▸ **Exercise**: Each line containing the word "name" must be collected.

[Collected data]

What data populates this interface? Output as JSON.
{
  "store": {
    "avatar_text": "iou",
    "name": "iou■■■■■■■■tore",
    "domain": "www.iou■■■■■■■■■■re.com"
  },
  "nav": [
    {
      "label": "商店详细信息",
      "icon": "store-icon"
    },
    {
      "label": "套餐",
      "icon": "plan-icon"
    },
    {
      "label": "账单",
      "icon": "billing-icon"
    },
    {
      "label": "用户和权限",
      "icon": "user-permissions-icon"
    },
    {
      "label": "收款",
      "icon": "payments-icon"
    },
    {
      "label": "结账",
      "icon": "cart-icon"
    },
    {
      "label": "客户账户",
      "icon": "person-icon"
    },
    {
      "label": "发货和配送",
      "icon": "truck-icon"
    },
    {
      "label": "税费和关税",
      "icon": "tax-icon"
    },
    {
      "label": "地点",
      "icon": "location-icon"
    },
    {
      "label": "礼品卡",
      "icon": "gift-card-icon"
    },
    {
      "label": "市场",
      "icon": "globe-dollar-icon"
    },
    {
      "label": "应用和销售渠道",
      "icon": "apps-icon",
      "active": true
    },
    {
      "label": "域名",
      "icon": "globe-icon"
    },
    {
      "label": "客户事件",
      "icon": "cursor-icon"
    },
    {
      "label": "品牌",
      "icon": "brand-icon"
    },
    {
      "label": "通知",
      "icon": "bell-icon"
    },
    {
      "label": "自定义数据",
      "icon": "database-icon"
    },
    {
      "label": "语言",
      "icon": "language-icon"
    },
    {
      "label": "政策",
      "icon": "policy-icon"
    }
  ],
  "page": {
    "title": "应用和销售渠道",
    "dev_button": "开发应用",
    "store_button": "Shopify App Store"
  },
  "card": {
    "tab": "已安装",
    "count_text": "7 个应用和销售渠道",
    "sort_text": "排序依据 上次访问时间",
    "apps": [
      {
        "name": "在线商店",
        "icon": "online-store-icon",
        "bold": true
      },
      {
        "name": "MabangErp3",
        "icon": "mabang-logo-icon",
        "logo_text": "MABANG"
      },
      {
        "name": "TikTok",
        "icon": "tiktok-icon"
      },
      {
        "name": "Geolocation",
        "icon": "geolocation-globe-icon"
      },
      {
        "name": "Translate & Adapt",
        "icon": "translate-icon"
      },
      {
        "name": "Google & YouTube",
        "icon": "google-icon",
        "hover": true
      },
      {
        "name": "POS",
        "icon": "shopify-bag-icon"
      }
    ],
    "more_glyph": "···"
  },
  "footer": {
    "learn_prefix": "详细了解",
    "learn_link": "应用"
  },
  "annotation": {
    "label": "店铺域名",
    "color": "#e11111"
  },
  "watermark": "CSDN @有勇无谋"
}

▸ **Response for this exercise**:
    "name": "iou■■■■■■■■tore",
        "name": "在线商店",
        "name": "MabangErp3",
        "name": "TikTok",
        "name": "Geolocation",
        "name": "Translate & Adapt",
        "name": "Google & YouTube",
        "name": "POS",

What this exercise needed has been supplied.